→ **Set task**: Would you pull out every line of the material that contains the string "facillime"?

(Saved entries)
________________
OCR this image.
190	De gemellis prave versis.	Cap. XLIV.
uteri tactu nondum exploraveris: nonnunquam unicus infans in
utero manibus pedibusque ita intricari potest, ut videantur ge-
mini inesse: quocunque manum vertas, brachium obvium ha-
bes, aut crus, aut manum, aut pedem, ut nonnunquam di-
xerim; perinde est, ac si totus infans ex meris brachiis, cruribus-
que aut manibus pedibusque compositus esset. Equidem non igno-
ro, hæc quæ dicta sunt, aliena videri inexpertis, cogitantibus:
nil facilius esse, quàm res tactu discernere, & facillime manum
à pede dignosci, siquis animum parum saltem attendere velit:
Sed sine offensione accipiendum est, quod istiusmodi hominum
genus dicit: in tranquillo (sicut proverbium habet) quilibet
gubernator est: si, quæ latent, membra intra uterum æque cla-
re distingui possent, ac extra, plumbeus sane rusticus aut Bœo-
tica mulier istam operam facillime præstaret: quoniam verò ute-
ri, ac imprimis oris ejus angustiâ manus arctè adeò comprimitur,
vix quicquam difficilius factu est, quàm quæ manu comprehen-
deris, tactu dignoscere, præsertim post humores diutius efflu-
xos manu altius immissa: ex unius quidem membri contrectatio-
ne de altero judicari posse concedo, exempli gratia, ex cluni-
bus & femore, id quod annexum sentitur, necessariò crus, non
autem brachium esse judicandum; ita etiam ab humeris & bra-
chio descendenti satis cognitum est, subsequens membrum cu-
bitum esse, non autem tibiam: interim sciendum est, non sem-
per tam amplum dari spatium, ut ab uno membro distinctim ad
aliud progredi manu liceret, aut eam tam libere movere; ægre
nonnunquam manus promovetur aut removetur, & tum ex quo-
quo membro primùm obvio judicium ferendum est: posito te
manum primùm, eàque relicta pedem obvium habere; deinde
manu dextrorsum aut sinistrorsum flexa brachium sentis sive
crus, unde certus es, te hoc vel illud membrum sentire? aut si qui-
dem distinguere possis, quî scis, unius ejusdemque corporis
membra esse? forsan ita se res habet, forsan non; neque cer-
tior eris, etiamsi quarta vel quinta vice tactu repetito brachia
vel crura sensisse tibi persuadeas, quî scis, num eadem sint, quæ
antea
________________
→ **Complete answer**:
nil facilius esse, quàm res tactu discernere, & facillime manum
tica mulier istam operam facillime præstaret: quoniam verò ute-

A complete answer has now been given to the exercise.